Start INPUT DATA
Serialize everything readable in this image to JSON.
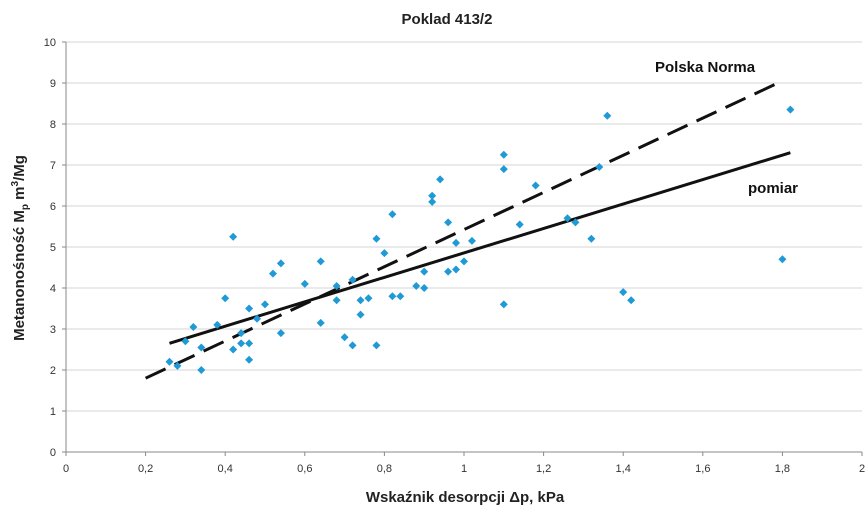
{
  "chart_data": {
    "type": "scatter",
    "title": "Poklad 413/2",
    "xlabel": "Wskaźnik desorpcji Δp, kPa",
    "ylabel_main": "Metanonośność M",
    "ylabel_sub": "p",
    "ylabel_unit": " m",
    "ylabel_sup": "3",
    "ylabel_tail": "/Mg",
    "xlim": [
      0,
      2
    ],
    "ylim": [
      0,
      10
    ],
    "x_ticks": [
      0,
      0.2,
      0.4,
      0.6,
      0.8,
      1,
      1.2,
      1.4,
      1.6,
      1.8,
      2
    ],
    "x_tick_labels": [
      "0",
      "0,2",
      "0,4",
      "0,6",
      "0,8",
      "1",
      "1,2",
      "1,4",
      "1,6",
      "1,8",
      "2"
    ],
    "y_ticks": [
      0,
      1,
      2,
      3,
      4,
      5,
      6,
      7,
      8,
      9,
      10
    ],
    "y_tick_labels": [
      "0",
      "1",
      "2",
      "3",
      "4",
      "5",
      "6",
      "7",
      "8",
      "9",
      "10"
    ],
    "grid": "horizontal",
    "point_color": "#1f9ad6",
    "points": [
      [
        0.26,
        2.2
      ],
      [
        0.28,
        2.1
      ],
      [
        0.3,
        2.7
      ],
      [
        0.32,
        3.05
      ],
      [
        0.34,
        2.0
      ],
      [
        0.34,
        2.55
      ],
      [
        0.38,
        3.1
      ],
      [
        0.4,
        3.75
      ],
      [
        0.42,
        5.25
      ],
      [
        0.42,
        2.5
      ],
      [
        0.44,
        2.65
      ],
      [
        0.44,
        2.9
      ],
      [
        0.46,
        2.25
      ],
      [
        0.46,
        2.65
      ],
      [
        0.46,
        3.5
      ],
      [
        0.48,
        3.25
      ],
      [
        0.5,
        3.6
      ],
      [
        0.52,
        4.35
      ],
      [
        0.54,
        4.6
      ],
      [
        0.54,
        2.9
      ],
      [
        0.6,
        4.1
      ],
      [
        0.64,
        4.65
      ],
      [
        0.64,
        3.15
      ],
      [
        0.68,
        3.7
      ],
      [
        0.68,
        4.05
      ],
      [
        0.7,
        2.8
      ],
      [
        0.72,
        2.6
      ],
      [
        0.72,
        4.2
      ],
      [
        0.74,
        3.35
      ],
      [
        0.74,
        3.7
      ],
      [
        0.76,
        3.75
      ],
      [
        0.78,
        2.6
      ],
      [
        0.78,
        5.2
      ],
      [
        0.8,
        4.85
      ],
      [
        0.82,
        5.8
      ],
      [
        0.82,
        3.8
      ],
      [
        0.84,
        3.8
      ],
      [
        0.88,
        4.05
      ],
      [
        0.9,
        4.0
      ],
      [
        0.9,
        4.4
      ],
      [
        0.92,
        6.1
      ],
      [
        0.92,
        6.25
      ],
      [
        0.94,
        6.65
      ],
      [
        0.96,
        5.6
      ],
      [
        0.96,
        4.4
      ],
      [
        0.98,
        5.1
      ],
      [
        0.98,
        4.45
      ],
      [
        1.0,
        4.65
      ],
      [
        1.02,
        5.15
      ],
      [
        1.1,
        7.25
      ],
      [
        1.1,
        6.9
      ],
      [
        1.1,
        3.6
      ],
      [
        1.14,
        5.55
      ],
      [
        1.18,
        6.5
      ],
      [
        1.26,
        5.7
      ],
      [
        1.28,
        5.6
      ],
      [
        1.32,
        5.2
      ],
      [
        1.34,
        6.95
      ],
      [
        1.36,
        8.2
      ],
      [
        1.4,
        3.9
      ],
      [
        1.42,
        3.7
      ],
      [
        1.8,
        4.7
      ],
      [
        1.82,
        8.35
      ]
    ],
    "series": [
      {
        "name": "Polska Norma",
        "x": [
          0.2,
          1.8
        ],
        "y": [
          1.8,
          9.05
        ],
        "style": "dashed"
      },
      {
        "name": "pomiar",
        "x": [
          0.26,
          1.82
        ],
        "y": [
          2.65,
          7.3
        ],
        "style": "solid"
      }
    ]
  }
}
End INPUT DATA
## EXERCISE BRIEF
Without including any pictures, print each record exactly.

## ANSWER FOR THIS EXERCISE
Serialize everything readable in this image to JSON.
{
  "chart_data": {
    "type": "scatter",
    "title": "Poklad 413/2",
    "xlabel": "Wskaźnik desorpcji Δp, kPa",
    "ylabel_main": "Metanonośność M",
    "ylabel_sub": "p",
    "ylabel_unit": " m",
    "ylabel_sup": "3",
    "ylabel_tail": "/Mg",
    "xlim": [
      0,
      2
    ],
    "ylim": [
      0,
      10
    ],
    "x_ticks": [
      0,
      0.2,
      0.4,
      0.6,
      0.8,
      1,
      1.2,
      1.4,
      1.6,
      1.8,
      2
    ],
    "x_tick_labels": [
      "0",
      "0,2",
      "0,4",
      "0,6",
      "0,8",
      "1",
      "1,2",
      "1,4",
      "1,6",
      "1,8",
      "2"
    ],
    "y_ticks": [
      0,
      1,
      2,
      3,
      4,
      5,
      6,
      7,
      8,
      9,
      10
    ],
    "y_tick_labels": [
      "0",
      "1",
      "2",
      "3",
      "4",
      "5",
      "6",
      "7",
      "8",
      "9",
      "10"
    ],
    "grid": "horizontal",
    "point_color": "#1f9ad6",
    "points": [
      [
        0.26,
        2.2
      ],
      [
        0.28,
        2.1
      ],
      [
        0.3,
        2.7
      ],
      [
        0.32,
        3.05
      ],
      [
        0.34,
        2.0
      ],
      [
        0.34,
        2.55
      ],
      [
        0.38,
        3.1
      ],
      [
        0.4,
        3.75
      ],
      [
        0.42,
        5.25
      ],
      [
        0.42,
        2.5
      ],
      [
        0.44,
        2.65
      ],
      [
        0.44,
        2.9
      ],
      [
        0.46,
        2.25
      ],
      [
        0.46,
        2.65
      ],
      [
        0.46,
        3.5
      ],
      [
        0.48,
        3.25
      ],
      [
        0.5,
        3.6
      ],
      [
        0.52,
        4.35
      ],
      [
        0.54,
        4.6
      ],
      [
        0.54,
        2.9
      ],
      [
        0.6,
        4.1
      ],
      [
        0.64,
        4.65
      ],
      [
        0.64,
        3.15
      ],
      [
        0.68,
        3.7
      ],
      [
        0.68,
        4.05
      ],
      [
        0.7,
        2.8
      ],
      [
        0.72,
        2.6
      ],
      [
        0.72,
        4.2
      ],
      [
        0.74,
        3.35
      ],
      [
        0.74,
        3.7
      ],
      [
        0.76,
        3.75
      ],
      [
        0.78,
        2.6
      ],
      [
        0.78,
        5.2
      ],
      [
        0.8,
        4.85
      ],
      [
        0.82,
        5.8
      ],
      [
        0.82,
        3.8
      ],
      [
        0.84,
        3.8
      ],
      [
        0.88,
        4.05
      ],
      [
        0.9,
        4.0
      ],
      [
        0.9,
        4.4
      ],
      [
        0.92,
        6.1
      ],
      [
        0.92,
        6.25
      ],
      [
        0.94,
        6.65
      ],
      [
        0.96,
        5.6
      ],
      [
        0.96,
        4.4
      ],
      [
        0.98,
        5.1
      ],
      [
        0.98,
        4.45
      ],
      [
        1.0,
        4.65
      ],
      [
        1.02,
        5.15
      ],
      [
        1.1,
        7.25
      ],
      [
        1.1,
        6.9
      ],
      [
        1.1,
        3.6
      ],
      [
        1.14,
        5.55
      ],
      [
        1.18,
        6.5
      ],
      [
        1.26,
        5.7
      ],
      [
        1.28,
        5.6
      ],
      [
        1.32,
        5.2
      ],
      [
        1.34,
        6.95
      ],
      [
        1.36,
        8.2
      ],
      [
        1.4,
        3.9
      ],
      [
        1.42,
        3.7
      ],
      [
        1.8,
        4.7
      ],
      [
        1.82,
        8.35
      ]
    ],
    "series": [
      {
        "name": "Polska Norma",
        "x": [
          0.2,
          1.8
        ],
        "y": [
          1.8,
          9.05
        ],
        "style": "dashed"
      },
      {
        "name": "pomiar",
        "x": [
          0.26,
          1.82
        ],
        "y": [
          2.65,
          7.3
        ],
        "style": "solid"
      }
    ]
  }
}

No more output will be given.